• **DATA SHOWN**
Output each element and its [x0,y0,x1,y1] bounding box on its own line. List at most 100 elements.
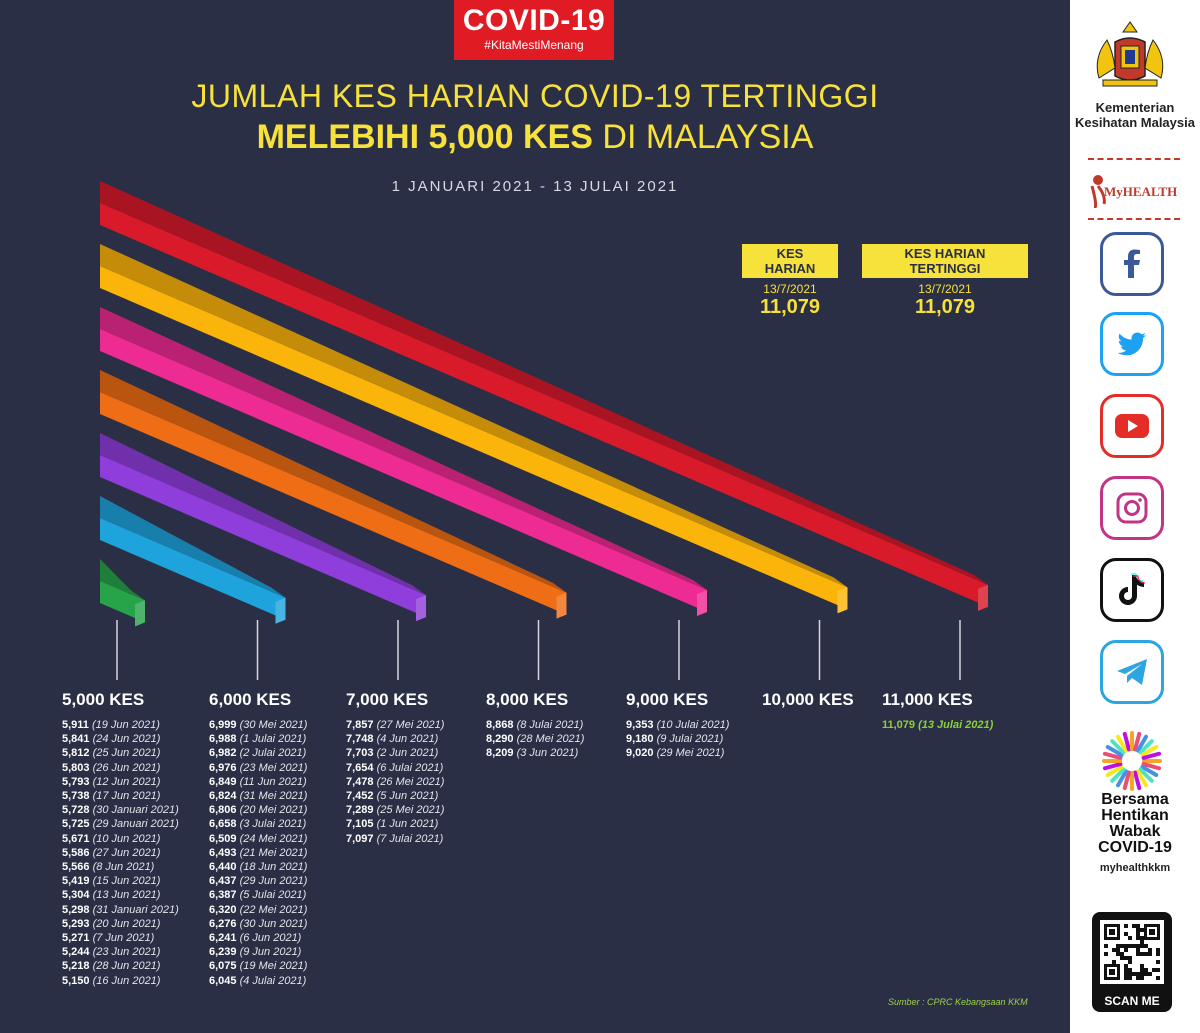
stat-highest-date: 13/7/2021 [918,282,972,296]
data-label: 5,298 (31 Januari 2021) [62,903,179,916]
twitter-link[interactable] [1100,312,1164,376]
data-label: 7,452 (5 Jun 2021) [346,790,439,803]
burst-ray [1133,770,1142,791]
source-note: Sumber : CPRC Kebangsaan KKM [888,997,1028,1007]
sidebar-divider [1088,158,1180,160]
data-label: 7,478 (26 Mei 2021) [346,775,445,788]
burst-ray [1102,762,1123,771]
data-label: 8,868 (8 Julai 2021) [486,719,584,731]
data-label: 7,857 (27 Mei 2021) [346,719,445,731]
data-label: 7,289 (25 Mei 2021) [346,804,445,817]
bar-8000 [100,370,567,619]
myhealth-figure-icon [1090,175,1106,208]
qr-pattern [1100,920,1164,984]
burst-ray [1122,731,1131,752]
telegram-link[interactable] [1100,640,1164,704]
data-label: 6,320 (22 Mei 2021) [209,903,308,916]
burst-ray [1110,739,1126,755]
burst-ray [1136,769,1148,788]
campaign-line: Bersama [1101,791,1169,808]
myhealth-text: MyHEALTH [1104,184,1178,199]
data-label: 6,824 (31 Mei 2021) [209,790,308,803]
twitter-icon [1117,332,1146,356]
qr-code[interactable]: SCAN ME [1092,912,1172,1012]
burst-ray [1136,734,1148,753]
stat-daily-label: KES HARIAN [742,244,838,278]
social-handle: myhealthkkm [1099,862,1171,874]
campaign-line: COVID-19 [1098,839,1172,856]
scan-me-label: SCAN ME [1104,994,1160,1008]
chart-title-line1: JUMLAH KES HARIAN COVID-19 TERTINGGI [191,78,879,114]
data-label: 9,353 (10 Julai 2021) [626,719,730,731]
bar-11000 [100,181,988,611]
data-label: 7,105 (1 Jun 2021) [346,818,439,831]
data-label: 6,988 (1 Julai 2021) [209,733,307,746]
data-label: 5,150 (16 Jun 2021) [62,974,161,987]
burst-ray [1141,762,1162,771]
chart-title-line2: MELEBIHI 5,000 KES DI MALAYSIA [0,118,1070,157]
instagram-icon [1116,492,1148,524]
data-label: 6,241 (6 Jun 2021) [209,932,302,945]
data-label: 5,419 (15 Jun 2021) [62,875,161,888]
tick-label: 8,000 KES [486,690,569,709]
chart-title-bold: MELEBIHI 5,000 KES [256,118,593,156]
data-label: 5,293 (20 Jun 2021) [62,917,161,930]
facebook-link[interactable] [1100,232,1164,296]
column-6000: 6,000 KES 6,999 (30 Mei 2021) 6,988 (1 Jul… [209,690,349,988]
instagram-link[interactable] [1100,476,1164,540]
data-label: 5,812 (25 Jun 2021) [62,747,161,760]
stat-daily-value: 11,079 [759,296,821,318]
data-label: 7,748 (4 Jun 2021) [346,733,439,746]
data-label: 6,239 (9 Jun 2021) [209,946,302,959]
youtube-link[interactable] [1100,394,1164,458]
tick-label: 6,000 KES [209,690,292,709]
data-label: 5,738 (17 Jun 2021) [62,790,161,803]
myhealth-logo: MyHEALTH [1088,172,1180,212]
chart-title-rest: DI MALAYSIA [592,118,814,156]
sidebar-divider [1088,218,1180,220]
tick-label: 7,000 KES [346,690,429,709]
data-label: 9,020 (29 Mei 2021) [626,747,725,760]
bar-10000 [100,244,848,614]
bar-6000 [100,496,286,624]
burst-ray [1110,767,1126,783]
data-label: 6,387 (5 Julai 2021) [209,889,307,902]
burst-ray [1138,739,1154,755]
data-label: 6,999 (30 Mei 2021) [209,719,308,731]
coat-of-arms-logo [1096,21,1164,87]
data-label: 5,841 (24 Jun 2021) [62,733,161,746]
tick-label: 11,000 KES [882,690,973,709]
column-10000: 10,000 KES [762,690,902,718]
burst-ray [1140,765,1159,777]
data-label: 5,304 (13 Jun 2021) [62,889,161,902]
tiktok-icon [1119,573,1146,605]
data-label: 7,703 (2 Jun 2021) [346,747,439,760]
column-11000: 11,000 KES 11,079 (13 Julai 2021) [882,690,1022,732]
burst-ray [1102,751,1123,760]
telegram-icon [1117,659,1147,685]
infographic-panel: COVID-19 #KitaMestiMenang JUMLAH KES HAR… [0,0,1070,1033]
stat-highest-label: KES HARIAN TERTINGGI [862,244,1028,278]
data-label: 5,728 (30 Januari 2021) [62,804,179,817]
tick-label: 9,000 KES [626,690,709,709]
data-label: 11,079 (13 Julai 2021) [882,719,994,731]
data-label: 9,180 (9 Julai 2021) [626,733,724,746]
column-7000: 7,000 KES 7,857 (27 Mei 2021) 7,748 (4 Jun… [346,690,486,846]
campaign-line: Wabak [1109,823,1161,840]
data-label: 5,566 (8 Jun 2021) [62,861,155,874]
data-label: 6,437 (29 Jun 2021) [209,875,308,888]
tiktok-link[interactable] [1100,558,1164,622]
column-5000: 5,000 KES 5,911 (19 Jun 2021) 5,841 (24 Ju… [62,690,202,988]
data-label: 6,493 (21 Mei 2021) [209,846,308,859]
data-label: 6,509 (24 Mei 2021) [209,832,308,845]
data-label: 5,586 (27 Jun 2021) [62,846,161,859]
data-label: 6,075 (19 Mei 2021) [209,960,308,973]
data-label: 5,218 (28 Jun 2021) [62,960,161,973]
campaign-slogan: Bersama Hentikan Wabak COVID-19 [1075,792,1195,856]
data-label: 5,671 (10 Jun 2021) [62,832,161,845]
data-label: 6,440 (18 Jun 2021) [209,861,308,874]
tick-label: 5,000 KES [62,690,145,709]
covid-badge: COVID-19 #KitaMestiMenang [454,0,614,60]
data-label: 5,803 (26 Jun 2021) [62,761,161,774]
burst-ray [1141,751,1162,760]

• **PROBLEM DETAILS**
Edit the records above by replacing each "data-label" with "value-label" and keeping everything else unchanged. Leave the pictures out of your answer.

• **THE OUTPUT**
Output each element and its [x0,y0,x1,y1] bounding box on its own line. List at most 100 elements.
stat-highest-date: 13/7/2021 [918,282,972,296]
value-label: 5,298 (31 Januari 2021) [62,903,179,916]
twitter-link[interactable] [1100,312,1164,376]
value-label: 7,452 (5 Jun 2021) [346,790,439,803]
burst-ray [1133,770,1142,791]
source-note: Sumber : CPRC Kebangsaan KKM [888,997,1028,1007]
sidebar-divider [1088,158,1180,160]
value-label: 7,478 (26 Mei 2021) [346,775,445,788]
burst-ray [1102,762,1123,771]
value-label: 8,868 (8 Julai 2021) [486,719,584,731]
value-label: 7,857 (27 Mei 2021) [346,719,445,731]
value-label: 7,289 (25 Mei 2021) [346,804,445,817]
bar-8000 [100,370,567,619]
myhealth-figure-icon [1090,175,1106,208]
qr-pattern [1100,920,1164,984]
burst-ray [1122,731,1131,752]
telegram-link[interactable] [1100,640,1164,704]
value-label: 6,320 (22 Mei 2021) [209,903,308,916]
burst-ray [1110,739,1126,755]
burst-ray [1136,769,1148,788]
campaign-line: Bersama [1101,791,1169,808]
myhealth-text: MyHEALTH [1104,184,1178,199]
value-label: 6,824 (31 Mei 2021) [209,790,308,803]
twitter-icon [1117,332,1146,356]
qr-code[interactable]: SCAN ME [1092,912,1172,1012]
burst-ray [1136,734,1148,753]
stat-daily-label: KES HARIAN [742,244,838,278]
social-handle: myhealthkkm [1099,862,1171,874]
campaign-line: COVID-19 [1098,839,1172,856]
scan-me-label: SCAN ME [1104,994,1160,1008]
chart-title-line1: JUMLAH KES HARIAN COVID-19 TERTINGGI [191,78,879,114]
value-label: 9,353 (10 Julai 2021) [626,719,730,731]
bar-11000 [100,181,988,611]
value-label: 7,105 (1 Jun 2021) [346,818,439,831]
value-label: 6,988 (1 Julai 2021) [209,733,307,746]
value-label: 5,150 (16 Jun 2021) [62,974,161,987]
burst-ray [1141,762,1162,771]
chart-title-line2: MELEBIHI 5,000 KES DI MALAYSIA [0,118,1070,157]
instagram-icon [1116,492,1148,524]
value-label: 6,241 (6 Jun 2021) [209,932,302,945]
value-label: 5,419 (15 Jun 2021) [62,875,161,888]
tick-label: 8,000 KES [486,690,569,709]
chart-title-bold: MELEBIHI 5,000 KES [256,118,593,156]
value-label: 5,293 (20 Jun 2021) [62,917,161,930]
facebook-link[interactable] [1100,232,1164,296]
column-6000: 6,000 KES 6,999 (30 Mei 2021) 6,988 (1 Jul… [209,690,349,988]
instagram-link[interactable] [1100,476,1164,540]
value-label: 5,812 (25 Jun 2021) [62,747,161,760]
stat-daily-value: 11,079 [759,296,821,318]
value-label: 7,748 (4 Jun 2021) [346,733,439,746]
value-label: 6,239 (9 Jun 2021) [209,946,302,959]
youtube-link[interactable] [1100,394,1164,458]
tick-label: 6,000 KES [209,690,292,709]
value-label: 5,738 (17 Jun 2021) [62,790,161,803]
myhealth-logo: MyHEALTH [1088,172,1180,212]
chart-title-rest: DI MALAYSIA [592,118,814,156]
sidebar-divider [1088,218,1180,220]
tick-label: 7,000 KES [346,690,429,709]
value-label: 9,020 (29 Mei 2021) [626,747,725,760]
bar-10000 [100,244,848,614]
bar-6000 [100,496,286,624]
burst-ray [1110,767,1126,783]
value-label: 6,387 (5 Julai 2021) [209,889,307,902]
burst-ray [1138,739,1154,755]
value-label: 6,999 (30 Mei 2021) [209,719,308,731]
coat-of-arms-logo [1096,21,1164,87]
value-label: 5,841 (24 Jun 2021) [62,733,161,746]
tick-label: 11,000 KES [882,690,973,709]
column-10000: 10,000 KES [762,690,902,718]
burst-ray [1140,765,1159,777]
value-label: 5,304 (13 Jun 2021) [62,889,161,902]
tiktok-icon [1119,573,1146,605]
value-label: 7,703 (2 Jun 2021) [346,747,439,760]
column-11000: 11,000 KES 11,079 (13 Julai 2021) [882,690,1022,732]
burst-ray [1102,751,1123,760]
telegram-icon [1117,659,1147,685]
infographic-panel: COVID-19 #KitaMestiMenang JUMLAH KES HAR… [0,0,1070,1033]
stat-highest-label: KES HARIAN TERTINGGI [862,244,1028,278]
value-label: 5,728 (30 Januari 2021) [62,804,179,817]
tick-label: 9,000 KES [626,690,709,709]
value-label: 11,079 (13 Julai 2021) [882,719,994,731]
value-label: 9,180 (9 Julai 2021) [626,733,724,746]
column-7000: 7,000 KES 7,857 (27 Mei 2021) 7,748 (4 Jun… [346,690,486,846]
campaign-line: Wabak [1109,823,1161,840]
value-label: 5,566 (8 Jun 2021) [62,861,155,874]
value-label: 6,437 (29 Jun 2021) [209,875,308,888]
tiktok-link[interactable] [1100,558,1164,622]
column-5000: 5,000 KES 5,911 (19 Jun 2021) 5,841 (24 Ju… [62,690,202,988]
value-label: 6,493 (21 Mei 2021) [209,846,308,859]
value-label: 6,509 (24 Mei 2021) [209,832,308,845]
value-label: 5,586 (27 Jun 2021) [62,846,161,859]
value-label: 6,075 (19 Mei 2021) [209,960,308,973]
value-label: 5,218 (28 Jun 2021) [62,960,161,973]
campaign-slogan: Bersama Hentikan Wabak COVID-19 [1075,792,1195,856]
value-label: 5,671 (10 Jun 2021) [62,832,161,845]
value-label: 6,440 (18 Jun 2021) [209,861,308,874]
tick-label: 5,000 KES [62,690,145,709]
covid-badge: COVID-19 #KitaMestiMenang [454,0,614,60]
value-label: 5,803 (26 Jun 2021) [62,761,161,774]
burst-ray [1141,751,1162,760]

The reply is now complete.